Transcribe the records below in full; pictures stay out of the copy.
[START]
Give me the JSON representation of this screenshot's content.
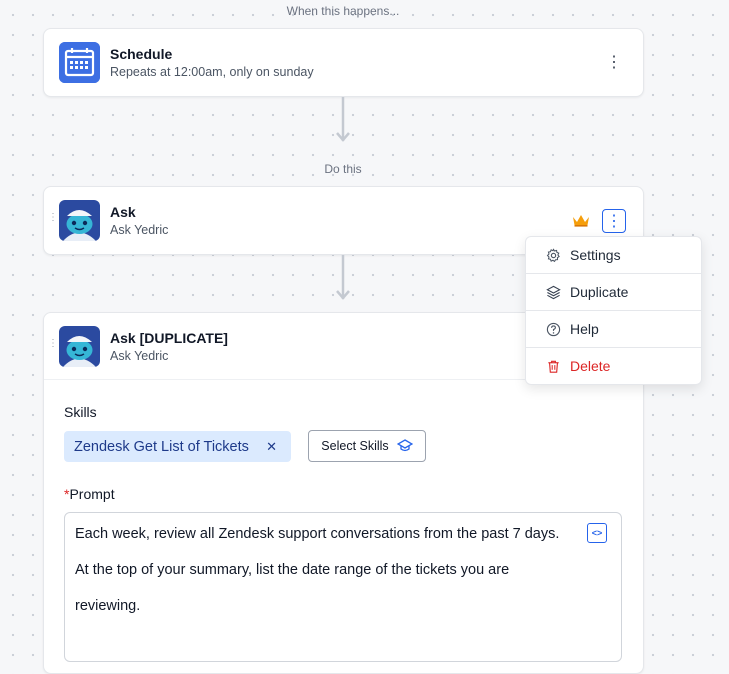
{
  "trigger_label": "When this happens...",
  "action_label": "Do this",
  "schedule_card": {
    "title": "Schedule",
    "subtitle": "Repeats at 12:00am, only on sunday",
    "menu_glyph": "⋮"
  },
  "ask_card": {
    "title": "Ask",
    "subtitle": "Ask Yedric",
    "menu_glyph": "⋮",
    "badge_icon": "crown-icon"
  },
  "context_menu": {
    "items": [
      {
        "label": "Settings",
        "icon": "gear-icon"
      },
      {
        "label": "Duplicate",
        "icon": "layers-icon"
      },
      {
        "label": "Help",
        "icon": "help-circle-icon"
      },
      {
        "label": "Delete",
        "icon": "trash-icon"
      }
    ]
  },
  "duplicate_card": {
    "title": "Ask [DUPLICATE]",
    "subtitle": "Ask Yedric",
    "skills_label": "Skills",
    "skill_chip": "Zendesk Get List of Tickets",
    "select_skills_label": "Select Skills",
    "prompt_required_mark": "*",
    "prompt_label": "Prompt",
    "prompt_lines": [
      "Each week, review all Zendesk support conversations from the past 7 days.",
      "At the top of your summary, list the date range of the tickets you are",
      "reviewing."
    ]
  },
  "colors": {
    "accent": "#2563eb",
    "danger": "#dc2626",
    "chip_bg": "#dbeafe",
    "crown": "#f59e0b"
  }
}
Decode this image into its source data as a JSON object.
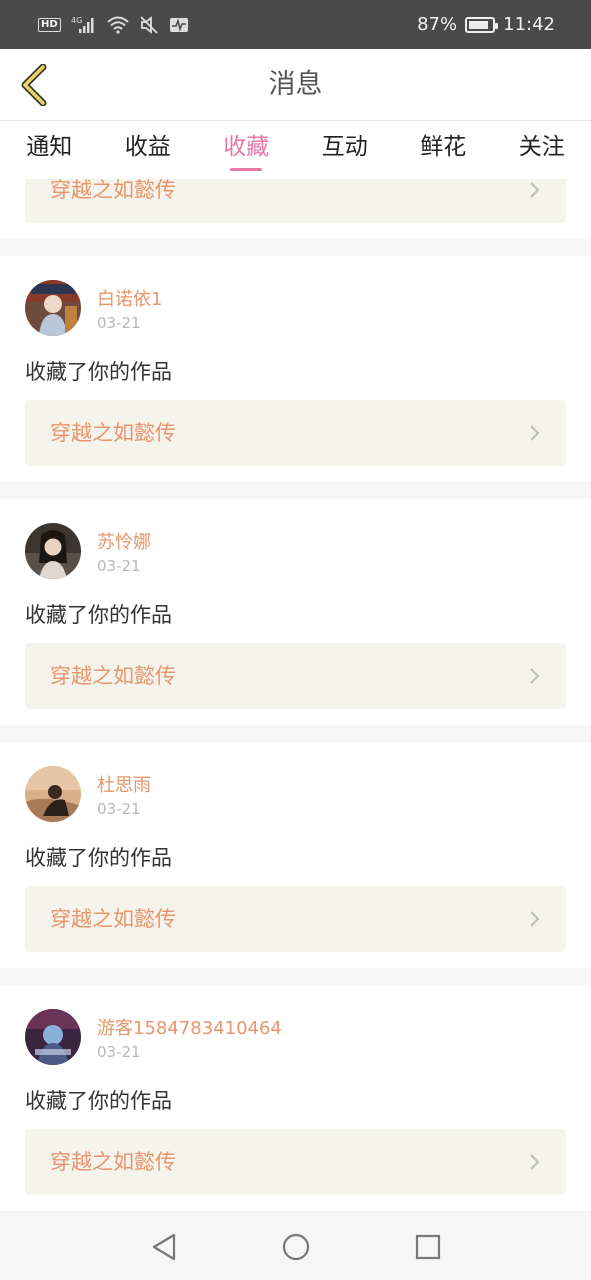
[END]
» **THE OUTPUT**
Give me the JSON representation of this screenshot's content.
{
  "trigger_label": "When this happens...",
  "action_label": "Do this",
  "schedule_card": {
    "title": "Schedule",
    "subtitle": "Repeats at 12:00am, only on sunday",
    "menu_glyph": "⋮"
  },
  "ask_card": {
    "title": "Ask",
    "subtitle": "Ask Yedric",
    "menu_glyph": "⋮",
    "badge_icon": "crown-icon"
  },
  "context_menu": {
    "items": [
      {
        "label": "Settings",
        "icon": "gear-icon"
      },
      {
        "label": "Duplicate",
        "icon": "layers-icon"
      },
      {
        "label": "Help",
        "icon": "help-circle-icon"
      },
      {
        "label": "Delete",
        "icon": "trash-icon"
      }
    ]
  },
  "duplicate_card": {
    "title": "Ask [DUPLICATE]",
    "subtitle": "Ask Yedric",
    "skills_label": "Skills",
    "skill_chip": "Zendesk Get List of Tickets",
    "select_skills_label": "Select Skills",
    "prompt_required_mark": "*",
    "prompt_label": "Prompt",
    "prompt_lines": [
      "Each week, review all Zendesk support conversations from the past 7 days.",
      "At the top of your summary, list the date range of the tickets you are",
      "reviewing."
    ]
  },
  "colors": {
    "accent": "#2563eb",
    "danger": "#dc2626",
    "chip_bg": "#dbeafe",
    "crown": "#f59e0b"
  }
}
Decode this image into its source data as a JSON object.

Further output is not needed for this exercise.